| What this exercise asks |
a – According to the page on linkset correlation rules, which document does the v2 specification supersede for new linkset builds?
b – Pick up the page on linkset correlation rules at the point where it stops, and carry it forward.

==== Passage to read

Files

master a743bb9a1d devops folders consolidate

2026-01-25 23:39:14 +02:00

12 KiB

Raw Blame History

CONCELIER-LNM-26-001 · Linkset Correlation Rules (v2)

Supersedes linkset-correlation-21-002.md for new linkset builds. V1 linksets remain valid; migration job will recompute confidence using v2 algorithm.

Purpose: Address critical failure modes in v1 correlation (intersection transitivity, false conflict emission) and introduce higher-discriminative signals (patch lineage, version compatibility, IDF-weighted package matching).

Scope

Applies to linksets produced from advisory_observations (LNM v2).
Correlation is aggregation-only: no value synthesis or merge; emit conflicts instead of collapsing fields.
Output persists in advisory_linksets and drives advisory.linkset.updated@1 events.
Maintains determinism, offline posture, and LNM/AOC contracts.

Key Changes from v1

Aspect	v1 Behavior	v2 Behavior
Alias matching	Intersection across all inputs	Graph connectivity (LCC ratio)

========
==== Dataset entries

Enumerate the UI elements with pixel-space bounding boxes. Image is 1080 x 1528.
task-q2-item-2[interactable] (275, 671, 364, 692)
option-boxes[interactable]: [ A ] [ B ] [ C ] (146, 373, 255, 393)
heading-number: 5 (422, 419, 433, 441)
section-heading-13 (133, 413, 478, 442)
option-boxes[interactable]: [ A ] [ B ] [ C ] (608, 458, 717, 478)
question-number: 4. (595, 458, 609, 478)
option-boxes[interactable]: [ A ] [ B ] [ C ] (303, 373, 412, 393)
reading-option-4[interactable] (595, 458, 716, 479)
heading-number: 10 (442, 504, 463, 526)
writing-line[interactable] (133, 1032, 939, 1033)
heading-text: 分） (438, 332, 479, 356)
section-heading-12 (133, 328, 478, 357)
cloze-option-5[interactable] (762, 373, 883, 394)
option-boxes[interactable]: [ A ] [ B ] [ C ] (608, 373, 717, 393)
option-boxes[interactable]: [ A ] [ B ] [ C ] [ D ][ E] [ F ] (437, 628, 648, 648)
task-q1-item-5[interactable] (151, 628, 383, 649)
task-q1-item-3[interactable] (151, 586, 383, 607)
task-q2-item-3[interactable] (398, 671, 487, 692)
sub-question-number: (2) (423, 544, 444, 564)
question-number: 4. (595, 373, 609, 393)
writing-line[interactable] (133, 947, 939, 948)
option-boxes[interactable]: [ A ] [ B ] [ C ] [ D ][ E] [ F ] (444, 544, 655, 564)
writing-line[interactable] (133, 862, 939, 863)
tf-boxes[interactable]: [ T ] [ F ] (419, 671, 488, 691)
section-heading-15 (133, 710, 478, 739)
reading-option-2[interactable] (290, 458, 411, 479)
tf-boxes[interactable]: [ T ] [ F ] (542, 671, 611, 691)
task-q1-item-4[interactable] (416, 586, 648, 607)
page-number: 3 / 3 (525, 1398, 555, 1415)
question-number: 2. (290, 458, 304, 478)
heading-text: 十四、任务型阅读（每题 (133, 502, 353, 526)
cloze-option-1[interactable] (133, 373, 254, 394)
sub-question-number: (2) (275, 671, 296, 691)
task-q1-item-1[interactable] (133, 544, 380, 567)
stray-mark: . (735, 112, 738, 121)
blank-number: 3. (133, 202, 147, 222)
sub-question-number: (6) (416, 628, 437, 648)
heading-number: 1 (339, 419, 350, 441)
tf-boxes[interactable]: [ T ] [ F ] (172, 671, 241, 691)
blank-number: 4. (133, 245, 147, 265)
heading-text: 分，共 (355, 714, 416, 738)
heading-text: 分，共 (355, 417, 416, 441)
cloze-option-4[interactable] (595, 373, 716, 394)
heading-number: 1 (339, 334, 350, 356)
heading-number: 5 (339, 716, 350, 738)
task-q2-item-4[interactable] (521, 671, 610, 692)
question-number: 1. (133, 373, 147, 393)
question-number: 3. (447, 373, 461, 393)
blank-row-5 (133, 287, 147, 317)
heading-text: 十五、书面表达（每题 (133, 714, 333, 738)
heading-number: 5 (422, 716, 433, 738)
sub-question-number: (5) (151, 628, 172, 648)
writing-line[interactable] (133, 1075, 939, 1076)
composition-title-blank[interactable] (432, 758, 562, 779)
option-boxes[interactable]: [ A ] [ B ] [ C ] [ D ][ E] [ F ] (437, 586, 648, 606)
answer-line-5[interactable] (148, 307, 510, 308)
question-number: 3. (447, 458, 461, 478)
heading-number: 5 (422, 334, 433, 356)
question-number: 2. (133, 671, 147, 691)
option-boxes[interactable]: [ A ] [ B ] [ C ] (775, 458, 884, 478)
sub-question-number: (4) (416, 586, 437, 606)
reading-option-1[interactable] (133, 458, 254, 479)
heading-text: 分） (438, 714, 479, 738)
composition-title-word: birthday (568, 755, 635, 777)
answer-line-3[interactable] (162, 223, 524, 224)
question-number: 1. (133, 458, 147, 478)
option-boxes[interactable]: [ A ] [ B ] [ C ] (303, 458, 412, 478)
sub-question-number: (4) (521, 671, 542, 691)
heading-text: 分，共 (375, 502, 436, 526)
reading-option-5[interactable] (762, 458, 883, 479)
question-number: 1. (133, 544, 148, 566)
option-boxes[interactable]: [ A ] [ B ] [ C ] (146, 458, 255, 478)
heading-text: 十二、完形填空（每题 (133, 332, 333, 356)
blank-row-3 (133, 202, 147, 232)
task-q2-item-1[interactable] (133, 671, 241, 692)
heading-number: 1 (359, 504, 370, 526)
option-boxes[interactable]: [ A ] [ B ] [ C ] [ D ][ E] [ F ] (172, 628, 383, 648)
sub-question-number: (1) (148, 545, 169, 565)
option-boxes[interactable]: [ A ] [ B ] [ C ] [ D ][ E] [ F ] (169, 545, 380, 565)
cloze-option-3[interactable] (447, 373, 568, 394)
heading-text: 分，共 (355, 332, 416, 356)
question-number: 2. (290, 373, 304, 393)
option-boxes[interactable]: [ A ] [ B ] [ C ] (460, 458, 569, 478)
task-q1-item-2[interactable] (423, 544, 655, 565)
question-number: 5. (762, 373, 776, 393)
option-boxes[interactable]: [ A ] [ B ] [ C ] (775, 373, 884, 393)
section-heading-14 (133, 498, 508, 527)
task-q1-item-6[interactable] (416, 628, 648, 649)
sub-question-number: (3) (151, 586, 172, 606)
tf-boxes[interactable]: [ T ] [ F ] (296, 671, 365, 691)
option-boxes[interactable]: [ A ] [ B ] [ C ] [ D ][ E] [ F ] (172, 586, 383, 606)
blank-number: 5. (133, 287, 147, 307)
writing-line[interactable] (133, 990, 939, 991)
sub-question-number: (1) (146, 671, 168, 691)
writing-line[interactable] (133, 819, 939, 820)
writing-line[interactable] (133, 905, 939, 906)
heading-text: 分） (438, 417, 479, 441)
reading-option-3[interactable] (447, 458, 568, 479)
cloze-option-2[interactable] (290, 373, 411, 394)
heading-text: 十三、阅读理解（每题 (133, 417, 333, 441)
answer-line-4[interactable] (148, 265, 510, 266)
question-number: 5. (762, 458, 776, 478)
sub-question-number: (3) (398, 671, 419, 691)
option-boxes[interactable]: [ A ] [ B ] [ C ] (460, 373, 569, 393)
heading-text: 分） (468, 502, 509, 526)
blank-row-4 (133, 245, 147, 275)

========

| In response |
a – linkset-correlation-21-002.md

b –
PURL matching	Intersection across all inputs	Pairwise coverage + IDF weighting
Reference clash	Emitted on zero overlap	Only on true URL contradictions
Conflict penalty	Single -0.1 for any conflict	Typed severities with per-reason penalties
Patch lineage	Not used	Top-tier signal (+0.35 for exact SHA)
Version ranges	Divergence noted only	Classified (Equivalent/Overlapping/Disjoint)

Deterministic Confidence Calculation (0-1)

Signal Weights

confidence = clamp(
  0.30 * alias_connectivity +
  0.10 * alias_authority +
  0.20 * package_coverage +
  0.10 * version_compatibility +
  0.10 * cpe_match +
  0.10 * patch_lineage +
  0.05 * reference_overlap +
  0.05 * freshness_score
) - typed_penalty

Signal Definitions

`alias_connectivity` (weight: 0.30)

Graph-based scoring replacing intersection-across-all.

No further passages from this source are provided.